The task: Copy out each line of the material in which the word "educational" appears.

....................

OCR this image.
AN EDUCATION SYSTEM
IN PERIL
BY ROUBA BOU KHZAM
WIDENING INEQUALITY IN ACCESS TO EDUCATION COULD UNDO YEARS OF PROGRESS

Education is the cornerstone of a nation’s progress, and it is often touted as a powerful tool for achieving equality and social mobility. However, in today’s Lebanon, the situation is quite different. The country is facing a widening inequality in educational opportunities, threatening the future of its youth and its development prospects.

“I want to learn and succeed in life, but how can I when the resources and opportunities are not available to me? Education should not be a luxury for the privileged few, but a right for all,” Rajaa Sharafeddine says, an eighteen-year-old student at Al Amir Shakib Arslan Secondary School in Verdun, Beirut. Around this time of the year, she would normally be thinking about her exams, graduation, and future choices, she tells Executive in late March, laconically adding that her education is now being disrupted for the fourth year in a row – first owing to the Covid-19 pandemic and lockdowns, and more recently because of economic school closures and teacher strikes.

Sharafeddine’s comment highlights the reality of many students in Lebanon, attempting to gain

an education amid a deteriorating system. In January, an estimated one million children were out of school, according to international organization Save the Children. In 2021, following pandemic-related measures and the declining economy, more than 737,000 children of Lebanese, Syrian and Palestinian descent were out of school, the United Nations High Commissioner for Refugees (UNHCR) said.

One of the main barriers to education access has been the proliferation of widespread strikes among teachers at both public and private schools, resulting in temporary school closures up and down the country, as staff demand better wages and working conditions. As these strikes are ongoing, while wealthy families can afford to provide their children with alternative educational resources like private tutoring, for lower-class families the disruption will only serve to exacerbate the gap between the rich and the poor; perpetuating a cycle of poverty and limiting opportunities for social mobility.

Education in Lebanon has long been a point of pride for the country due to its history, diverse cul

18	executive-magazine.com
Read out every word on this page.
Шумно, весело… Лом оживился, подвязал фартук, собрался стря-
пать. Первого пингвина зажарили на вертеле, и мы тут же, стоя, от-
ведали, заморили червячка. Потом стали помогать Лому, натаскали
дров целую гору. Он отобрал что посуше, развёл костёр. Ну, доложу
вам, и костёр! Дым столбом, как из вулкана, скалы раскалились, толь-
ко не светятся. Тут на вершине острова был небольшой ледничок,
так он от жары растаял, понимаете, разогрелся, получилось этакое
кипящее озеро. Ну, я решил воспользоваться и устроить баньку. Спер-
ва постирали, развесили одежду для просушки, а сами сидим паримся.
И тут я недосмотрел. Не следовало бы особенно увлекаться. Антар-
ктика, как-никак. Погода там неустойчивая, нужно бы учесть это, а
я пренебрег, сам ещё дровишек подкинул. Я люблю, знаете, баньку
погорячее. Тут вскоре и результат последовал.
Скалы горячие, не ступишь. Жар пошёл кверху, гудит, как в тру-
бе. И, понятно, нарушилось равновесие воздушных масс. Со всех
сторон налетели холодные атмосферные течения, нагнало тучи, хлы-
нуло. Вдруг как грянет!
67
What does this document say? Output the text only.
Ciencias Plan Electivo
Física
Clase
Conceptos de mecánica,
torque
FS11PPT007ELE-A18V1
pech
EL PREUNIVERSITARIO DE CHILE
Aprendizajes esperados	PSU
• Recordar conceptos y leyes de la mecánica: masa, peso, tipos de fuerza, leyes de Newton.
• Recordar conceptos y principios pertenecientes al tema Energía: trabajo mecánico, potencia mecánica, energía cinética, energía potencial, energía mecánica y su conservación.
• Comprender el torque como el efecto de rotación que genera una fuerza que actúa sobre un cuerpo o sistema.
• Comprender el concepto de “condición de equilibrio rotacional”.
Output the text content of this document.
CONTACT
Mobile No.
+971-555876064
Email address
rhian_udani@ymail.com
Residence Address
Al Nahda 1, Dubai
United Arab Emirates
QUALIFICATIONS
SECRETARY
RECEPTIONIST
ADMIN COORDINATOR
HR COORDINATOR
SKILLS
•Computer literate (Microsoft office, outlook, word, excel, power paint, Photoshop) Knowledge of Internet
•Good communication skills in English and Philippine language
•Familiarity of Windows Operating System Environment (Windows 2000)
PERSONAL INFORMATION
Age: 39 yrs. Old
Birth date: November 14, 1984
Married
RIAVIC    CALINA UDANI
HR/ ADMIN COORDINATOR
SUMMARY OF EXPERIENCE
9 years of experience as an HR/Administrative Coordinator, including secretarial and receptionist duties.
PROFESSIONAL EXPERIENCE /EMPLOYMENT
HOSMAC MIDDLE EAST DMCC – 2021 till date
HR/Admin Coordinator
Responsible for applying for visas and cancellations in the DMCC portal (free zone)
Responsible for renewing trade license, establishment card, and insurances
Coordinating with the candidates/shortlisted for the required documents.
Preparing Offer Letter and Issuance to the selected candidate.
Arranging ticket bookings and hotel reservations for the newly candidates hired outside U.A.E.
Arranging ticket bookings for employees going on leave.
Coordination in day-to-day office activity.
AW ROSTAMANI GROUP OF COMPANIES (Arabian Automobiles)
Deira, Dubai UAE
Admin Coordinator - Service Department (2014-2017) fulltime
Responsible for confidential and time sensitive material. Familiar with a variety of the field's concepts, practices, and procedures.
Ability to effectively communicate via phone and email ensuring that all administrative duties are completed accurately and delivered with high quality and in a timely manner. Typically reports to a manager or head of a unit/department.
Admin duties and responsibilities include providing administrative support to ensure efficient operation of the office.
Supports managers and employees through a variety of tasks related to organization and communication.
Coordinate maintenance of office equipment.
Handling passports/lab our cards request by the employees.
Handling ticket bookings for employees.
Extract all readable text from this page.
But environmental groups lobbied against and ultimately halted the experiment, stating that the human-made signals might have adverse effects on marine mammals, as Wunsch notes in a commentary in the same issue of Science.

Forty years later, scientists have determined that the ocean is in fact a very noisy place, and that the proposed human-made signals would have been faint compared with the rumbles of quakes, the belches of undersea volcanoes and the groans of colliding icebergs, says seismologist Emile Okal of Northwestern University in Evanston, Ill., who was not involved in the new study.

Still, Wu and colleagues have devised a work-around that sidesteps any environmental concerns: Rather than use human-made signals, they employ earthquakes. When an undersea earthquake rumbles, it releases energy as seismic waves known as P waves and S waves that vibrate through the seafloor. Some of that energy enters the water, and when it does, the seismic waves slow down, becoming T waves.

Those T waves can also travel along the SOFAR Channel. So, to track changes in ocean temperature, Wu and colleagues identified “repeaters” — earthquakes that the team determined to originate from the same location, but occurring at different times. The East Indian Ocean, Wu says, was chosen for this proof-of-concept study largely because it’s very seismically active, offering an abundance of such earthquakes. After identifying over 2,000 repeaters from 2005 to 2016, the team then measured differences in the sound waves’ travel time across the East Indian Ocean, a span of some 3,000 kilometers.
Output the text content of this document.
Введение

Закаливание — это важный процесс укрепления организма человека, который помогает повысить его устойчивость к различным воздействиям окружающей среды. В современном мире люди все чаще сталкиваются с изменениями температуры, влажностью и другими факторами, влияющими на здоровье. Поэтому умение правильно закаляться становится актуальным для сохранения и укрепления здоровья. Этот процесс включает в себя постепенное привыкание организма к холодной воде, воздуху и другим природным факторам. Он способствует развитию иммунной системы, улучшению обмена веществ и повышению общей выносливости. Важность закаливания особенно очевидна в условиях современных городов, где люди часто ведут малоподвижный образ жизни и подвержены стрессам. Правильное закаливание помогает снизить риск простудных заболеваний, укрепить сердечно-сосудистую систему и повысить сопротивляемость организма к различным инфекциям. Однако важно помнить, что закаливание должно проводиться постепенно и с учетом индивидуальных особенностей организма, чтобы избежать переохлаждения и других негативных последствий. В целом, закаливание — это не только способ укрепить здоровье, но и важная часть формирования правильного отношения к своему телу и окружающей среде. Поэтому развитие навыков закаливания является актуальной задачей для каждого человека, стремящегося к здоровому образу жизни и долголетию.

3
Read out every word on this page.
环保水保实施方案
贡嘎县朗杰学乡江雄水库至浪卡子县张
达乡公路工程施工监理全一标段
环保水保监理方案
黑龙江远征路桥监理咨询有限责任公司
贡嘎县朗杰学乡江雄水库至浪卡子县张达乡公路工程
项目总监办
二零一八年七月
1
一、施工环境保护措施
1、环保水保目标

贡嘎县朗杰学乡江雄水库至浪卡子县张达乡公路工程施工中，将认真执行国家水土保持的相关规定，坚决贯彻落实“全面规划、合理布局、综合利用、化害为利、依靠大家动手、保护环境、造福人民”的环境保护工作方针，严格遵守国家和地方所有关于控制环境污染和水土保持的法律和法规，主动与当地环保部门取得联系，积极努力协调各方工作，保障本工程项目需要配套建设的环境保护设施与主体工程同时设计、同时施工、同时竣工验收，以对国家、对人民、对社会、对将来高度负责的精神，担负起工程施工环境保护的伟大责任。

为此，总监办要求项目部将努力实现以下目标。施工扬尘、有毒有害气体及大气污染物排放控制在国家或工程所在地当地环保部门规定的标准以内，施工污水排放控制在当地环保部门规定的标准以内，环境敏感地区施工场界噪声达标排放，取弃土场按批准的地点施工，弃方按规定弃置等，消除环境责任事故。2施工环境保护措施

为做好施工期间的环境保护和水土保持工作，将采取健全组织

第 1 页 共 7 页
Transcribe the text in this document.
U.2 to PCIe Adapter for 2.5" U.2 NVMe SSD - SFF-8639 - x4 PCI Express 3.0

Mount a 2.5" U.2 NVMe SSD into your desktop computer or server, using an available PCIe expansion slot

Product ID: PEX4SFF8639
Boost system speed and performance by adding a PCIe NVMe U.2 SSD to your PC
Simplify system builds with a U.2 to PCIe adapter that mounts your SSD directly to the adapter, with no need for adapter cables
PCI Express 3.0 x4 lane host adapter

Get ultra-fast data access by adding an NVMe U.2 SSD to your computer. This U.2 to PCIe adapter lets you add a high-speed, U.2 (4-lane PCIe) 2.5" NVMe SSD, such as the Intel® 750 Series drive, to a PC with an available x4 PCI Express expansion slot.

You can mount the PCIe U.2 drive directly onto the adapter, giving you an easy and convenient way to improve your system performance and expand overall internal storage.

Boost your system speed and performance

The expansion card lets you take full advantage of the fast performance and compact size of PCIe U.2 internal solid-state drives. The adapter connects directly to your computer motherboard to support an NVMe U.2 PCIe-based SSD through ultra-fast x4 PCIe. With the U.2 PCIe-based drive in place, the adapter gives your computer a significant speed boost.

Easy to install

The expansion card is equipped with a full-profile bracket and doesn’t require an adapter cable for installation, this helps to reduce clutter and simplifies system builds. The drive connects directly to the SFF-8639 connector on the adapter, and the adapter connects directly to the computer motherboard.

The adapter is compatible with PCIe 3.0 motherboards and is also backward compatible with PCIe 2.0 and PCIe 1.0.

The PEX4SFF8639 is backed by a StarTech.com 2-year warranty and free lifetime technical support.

....................

Final answer:
Education is the cornerstone of a nation’s progress, and it is often touted as a powerful tool for achieving equality and social mobility. However, in today’s Lebanon, the situation is quite different. The country is facing a widening inequality in educational opportunities, threatening the future of its youth and its development prospects.
One of the main barriers to education access has been the proliferation of widespread strikes among teachers at both public and private schools, resulting in temporary school closures up and down the country, as staff demand better wages and working conditions. As these strikes are ongoing, while wealthy families can afford to provide their children with alternative educational resources like private tutoring, for lower-class families the disruption will only serve to exacerbate the gap between the rich and the poor; perpetuating a cycle of poverty and limiting opportunities for social mobility.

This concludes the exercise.